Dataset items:

• • • • • • •

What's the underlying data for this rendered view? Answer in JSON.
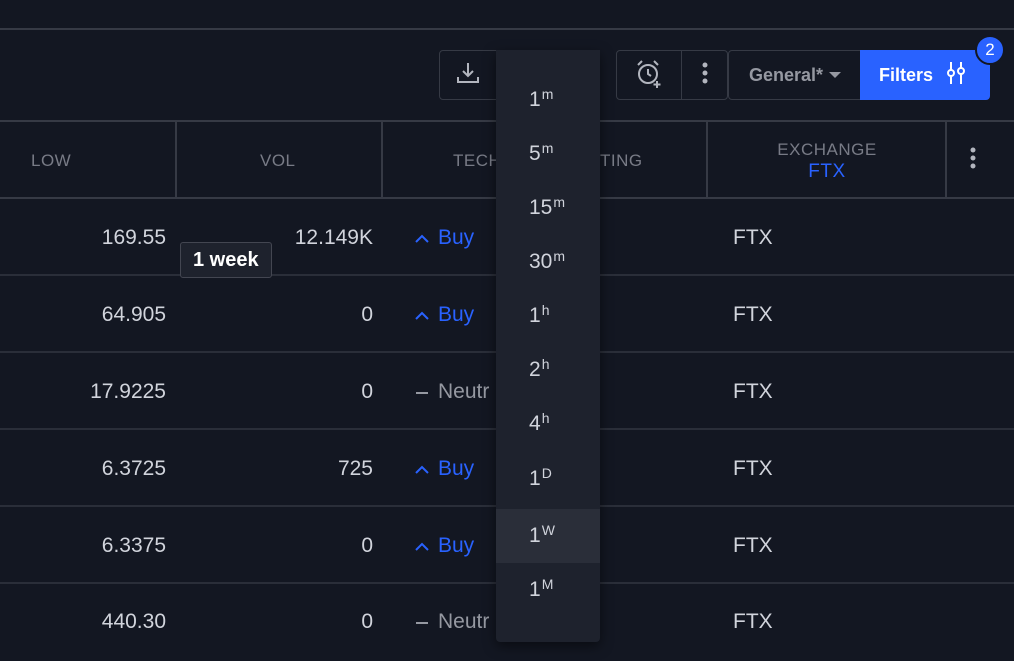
{
  "toolbar": {
    "general_label": "General*",
    "filters_label": "Filters",
    "filters_badge": "2"
  },
  "table": {
    "headers": {
      "low": "LOW",
      "vol": "VOL",
      "tech": "TECH",
      "rating_tail": "TING",
      "exchange": "EXCHANGE",
      "exchange_filter": "FTX"
    },
    "rows": [
      {
        "low": "169.55",
        "vol": "12.149K",
        "rating": "Buy",
        "exchange": "FTX"
      },
      {
        "low": "64.905",
        "vol": "0",
        "rating": "Buy",
        "exchange": "FTX"
      },
      {
        "low": "17.9225",
        "vol": "0",
        "rating": "Neutr",
        "exchange": "FTX"
      },
      {
        "low": "6.3725",
        "vol": "725",
        "rating": "Buy",
        "exchange": "FTX"
      },
      {
        "low": "6.3375",
        "vol": "0",
        "rating": "Buy",
        "exchange": "FTX"
      },
      {
        "low": "440.30",
        "vol": "0",
        "rating": "Neutr",
        "exchange": "FTX"
      }
    ]
  },
  "tooltip": "1 week",
  "dropdown": {
    "items": [
      {
        "num": "1",
        "unit": "m"
      },
      {
        "num": "5",
        "unit": "m"
      },
      {
        "num": "15",
        "unit": "m"
      },
      {
        "num": "30",
        "unit": "m"
      },
      {
        "num": "1",
        "unit": "h"
      },
      {
        "num": "2",
        "unit": "h"
      },
      {
        "num": "4",
        "unit": "h"
      },
      {
        "num": "1",
        "unit": "D"
      },
      {
        "num": "1",
        "unit": "W"
      },
      {
        "num": "1",
        "unit": "M"
      }
    ],
    "selected_index": 8
  },
  "colors": {
    "accent": "#2962ff",
    "background": "#131722",
    "neutral": "#9598a1"
  }
}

• • • • • • •

TASK: All of the entries above should be copied exactly, except for the pictures.

TASK RESULT:
What's the underlying data for this rendered view? Answer in JSON.
{
  "toolbar": {
    "general_label": "General*",
    "filters_label": "Filters",
    "filters_badge": "2"
  },
  "table": {
    "headers": {
      "low": "LOW",
      "vol": "VOL",
      "tech": "TECH",
      "rating_tail": "TING",
      "exchange": "EXCHANGE",
      "exchange_filter": "FTX"
    },
    "rows": [
      {
        "low": "169.55",
        "vol": "12.149K",
        "rating": "Buy",
        "exchange": "FTX"
      },
      {
        "low": "64.905",
        "vol": "0",
        "rating": "Buy",
        "exchange": "FTX"
      },
      {
        "low": "17.9225",
        "vol": "0",
        "rating": "Neutr",
        "exchange": "FTX"
      },
      {
        "low": "6.3725",
        "vol": "725",
        "rating": "Buy",
        "exchange": "FTX"
      },
      {
        "low": "6.3375",
        "vol": "0",
        "rating": "Buy",
        "exchange": "FTX"
      },
      {
        "low": "440.30",
        "vol": "0",
        "rating": "Neutr",
        "exchange": "FTX"
      }
    ]
  },
  "tooltip": "1 week",
  "dropdown": {
    "items": [
      {
        "num": "1",
        "unit": "m"
      },
      {
        "num": "5",
        "unit": "m"
      },
      {
        "num": "15",
        "unit": "m"
      },
      {
        "num": "30",
        "unit": "m"
      },
      {
        "num": "1",
        "unit": "h"
      },
      {
        "num": "2",
        "unit": "h"
      },
      {
        "num": "4",
        "unit": "h"
      },
      {
        "num": "1",
        "unit": "D"
      },
      {
        "num": "1",
        "unit": "W"
      },
      {
        "num": "1",
        "unit": "M"
      }
    ],
    "selected_index": 8
  },
  "colors": {
    "accent": "#2962ff",
    "background": "#131722",
    "neutral": "#9598a1"
  }
}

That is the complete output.